# Direction
Identify all lines in the data containing the string "Plant". Copy them out.
========
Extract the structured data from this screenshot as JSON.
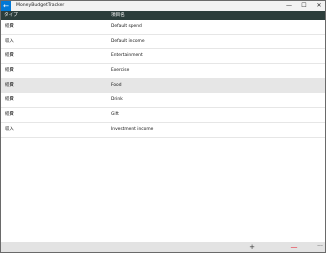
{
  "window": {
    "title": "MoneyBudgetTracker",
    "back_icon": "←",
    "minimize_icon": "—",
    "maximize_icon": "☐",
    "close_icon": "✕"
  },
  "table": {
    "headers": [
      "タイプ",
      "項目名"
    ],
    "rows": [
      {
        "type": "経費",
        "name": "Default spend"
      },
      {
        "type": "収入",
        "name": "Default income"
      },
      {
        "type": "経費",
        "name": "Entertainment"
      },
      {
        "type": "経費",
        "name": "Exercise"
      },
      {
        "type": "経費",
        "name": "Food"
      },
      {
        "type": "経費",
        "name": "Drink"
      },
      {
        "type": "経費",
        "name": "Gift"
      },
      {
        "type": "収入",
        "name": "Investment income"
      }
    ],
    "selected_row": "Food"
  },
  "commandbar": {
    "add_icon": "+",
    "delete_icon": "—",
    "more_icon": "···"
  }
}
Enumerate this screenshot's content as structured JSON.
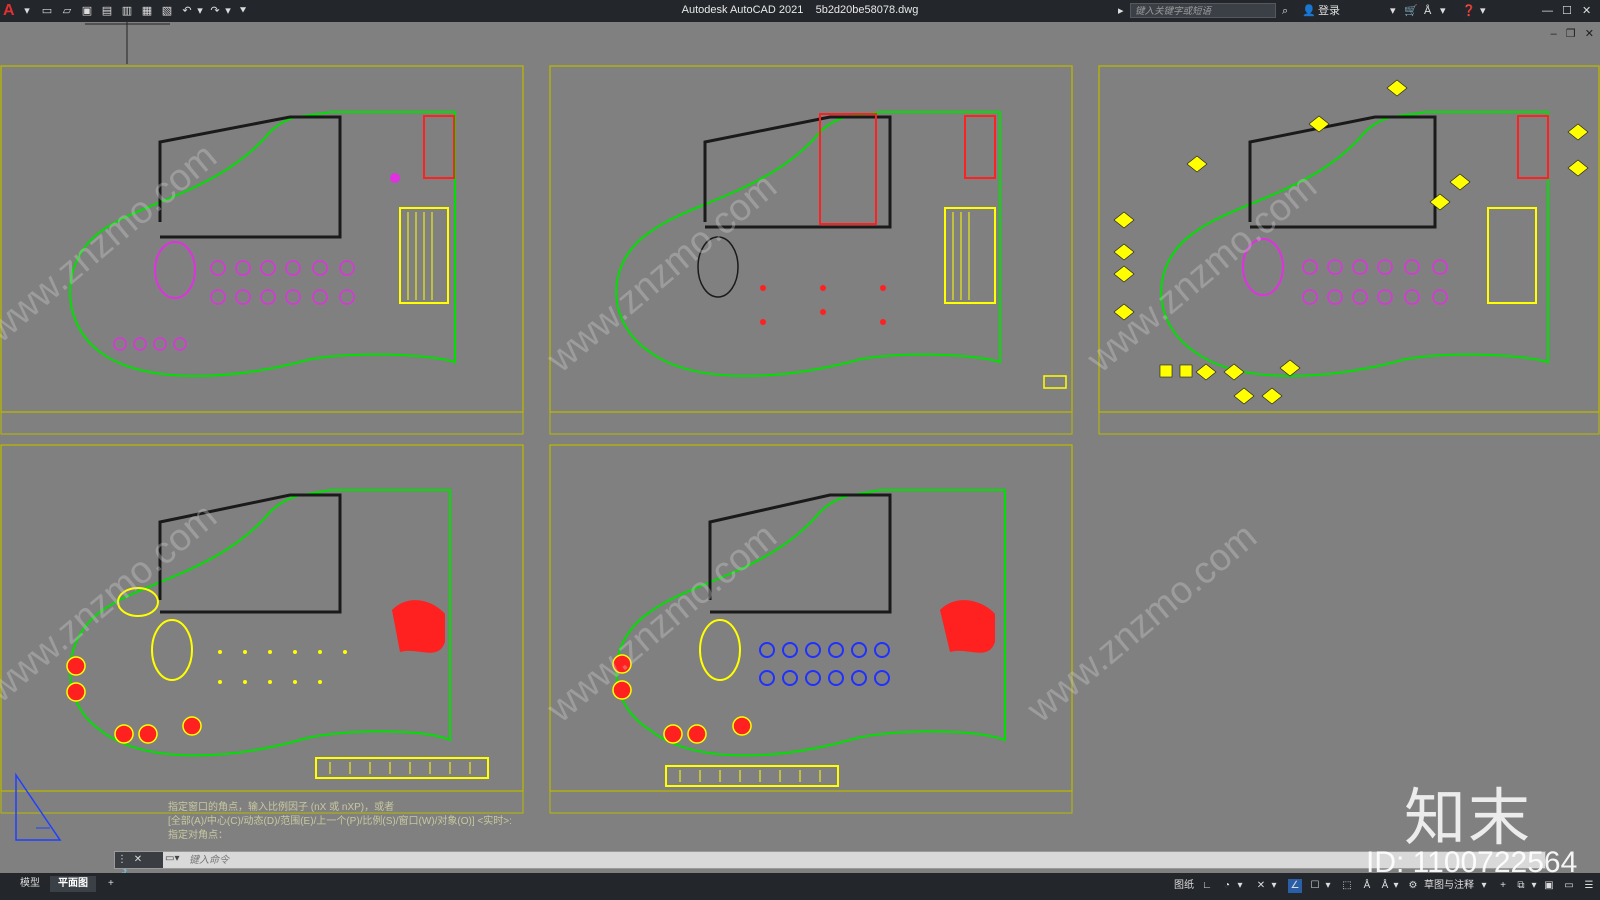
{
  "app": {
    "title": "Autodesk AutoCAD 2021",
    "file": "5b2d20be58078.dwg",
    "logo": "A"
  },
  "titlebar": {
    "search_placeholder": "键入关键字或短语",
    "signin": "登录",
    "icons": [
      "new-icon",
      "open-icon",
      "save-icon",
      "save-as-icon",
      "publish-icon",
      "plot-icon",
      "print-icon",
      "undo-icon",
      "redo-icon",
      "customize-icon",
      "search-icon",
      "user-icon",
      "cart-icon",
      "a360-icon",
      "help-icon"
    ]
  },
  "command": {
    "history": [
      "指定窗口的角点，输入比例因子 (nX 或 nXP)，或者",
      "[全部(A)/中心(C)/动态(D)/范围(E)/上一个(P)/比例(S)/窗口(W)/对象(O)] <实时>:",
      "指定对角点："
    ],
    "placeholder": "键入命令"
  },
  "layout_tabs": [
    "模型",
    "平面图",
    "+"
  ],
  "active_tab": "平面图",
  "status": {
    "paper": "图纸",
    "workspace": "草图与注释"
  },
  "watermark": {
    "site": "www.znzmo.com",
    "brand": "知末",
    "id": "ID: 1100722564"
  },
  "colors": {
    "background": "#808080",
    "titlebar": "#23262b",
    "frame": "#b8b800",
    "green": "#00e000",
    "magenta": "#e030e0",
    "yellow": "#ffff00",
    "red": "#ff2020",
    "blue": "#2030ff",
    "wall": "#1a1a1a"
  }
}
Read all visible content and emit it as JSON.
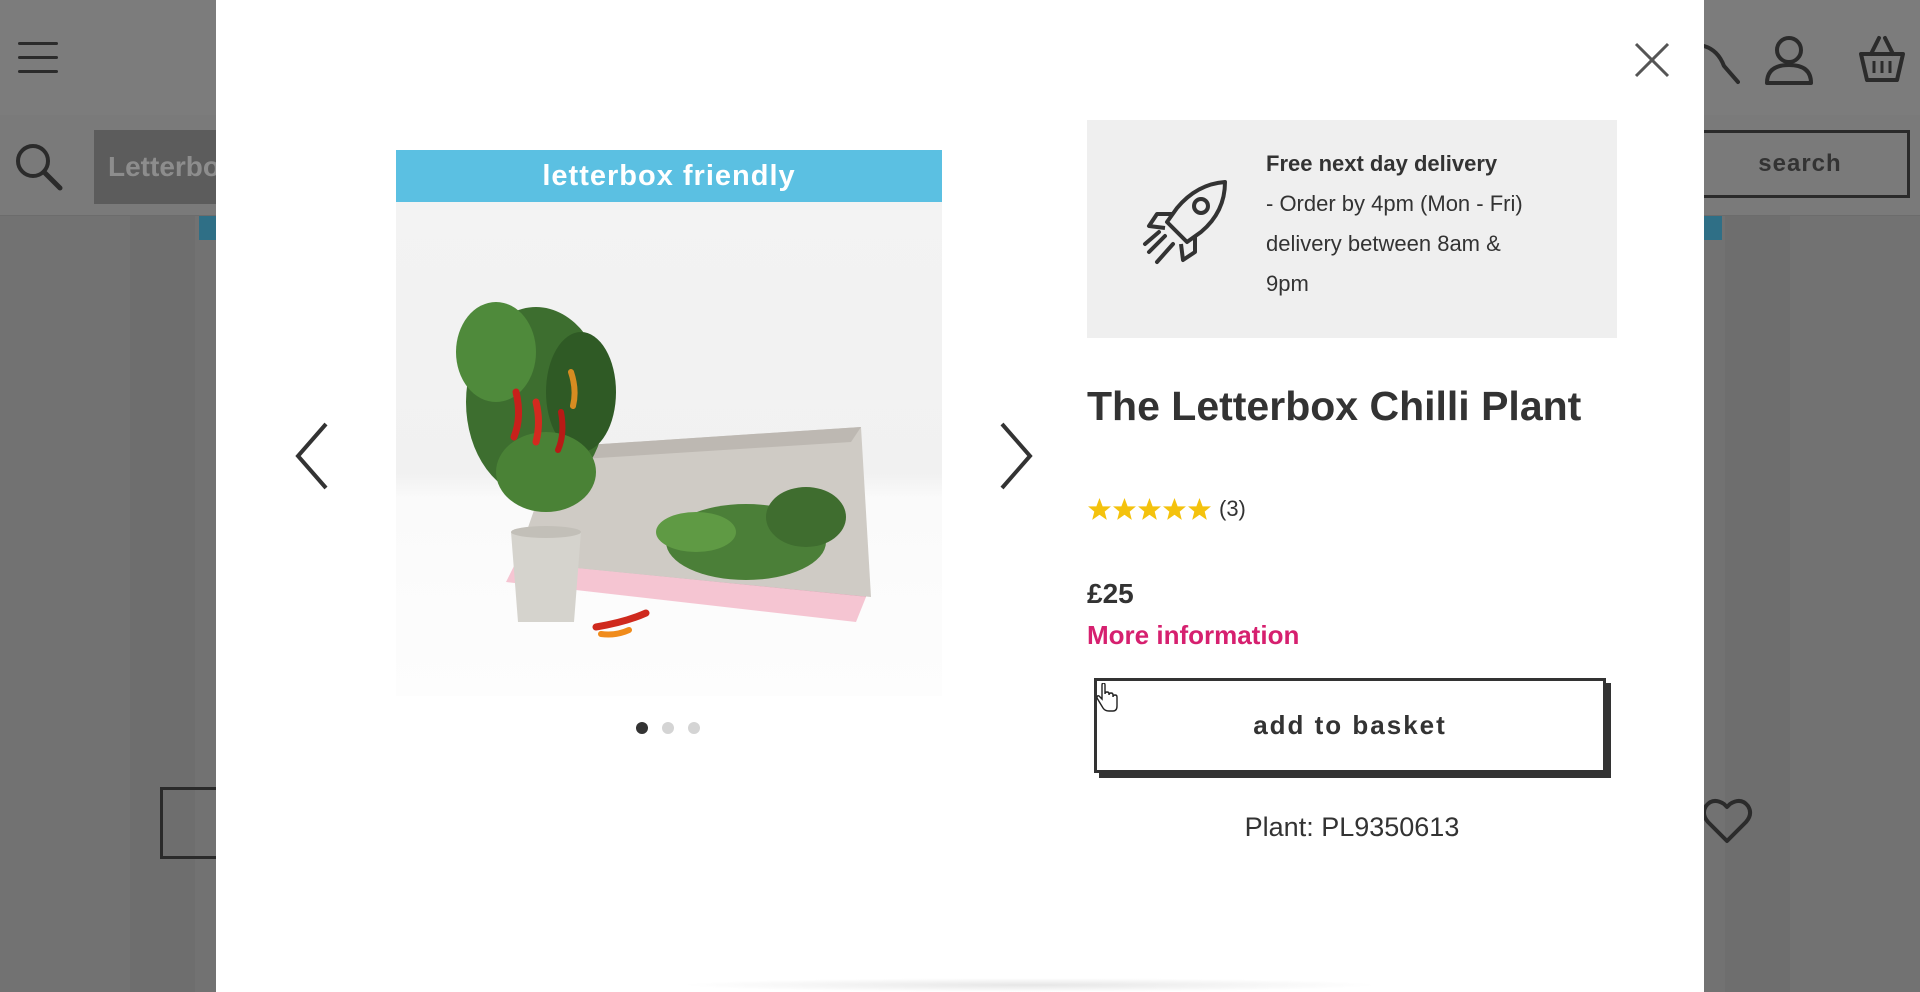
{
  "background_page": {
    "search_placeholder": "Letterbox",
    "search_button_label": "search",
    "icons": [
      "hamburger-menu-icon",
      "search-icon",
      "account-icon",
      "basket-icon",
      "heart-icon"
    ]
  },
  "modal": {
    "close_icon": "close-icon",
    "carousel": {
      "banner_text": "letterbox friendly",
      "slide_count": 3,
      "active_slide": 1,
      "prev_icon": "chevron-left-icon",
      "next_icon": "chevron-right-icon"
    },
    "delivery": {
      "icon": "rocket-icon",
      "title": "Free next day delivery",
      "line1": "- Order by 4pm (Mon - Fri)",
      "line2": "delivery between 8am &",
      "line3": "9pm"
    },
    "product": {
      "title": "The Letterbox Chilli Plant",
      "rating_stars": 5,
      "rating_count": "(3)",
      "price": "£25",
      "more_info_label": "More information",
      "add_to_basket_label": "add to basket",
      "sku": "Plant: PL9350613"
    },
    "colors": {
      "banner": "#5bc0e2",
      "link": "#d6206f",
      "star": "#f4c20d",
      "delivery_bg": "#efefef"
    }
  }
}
========
# Solution to the exercise
      "title": "The Letterbox Chilli Plant",
      "sku": "Plant: PL9350613"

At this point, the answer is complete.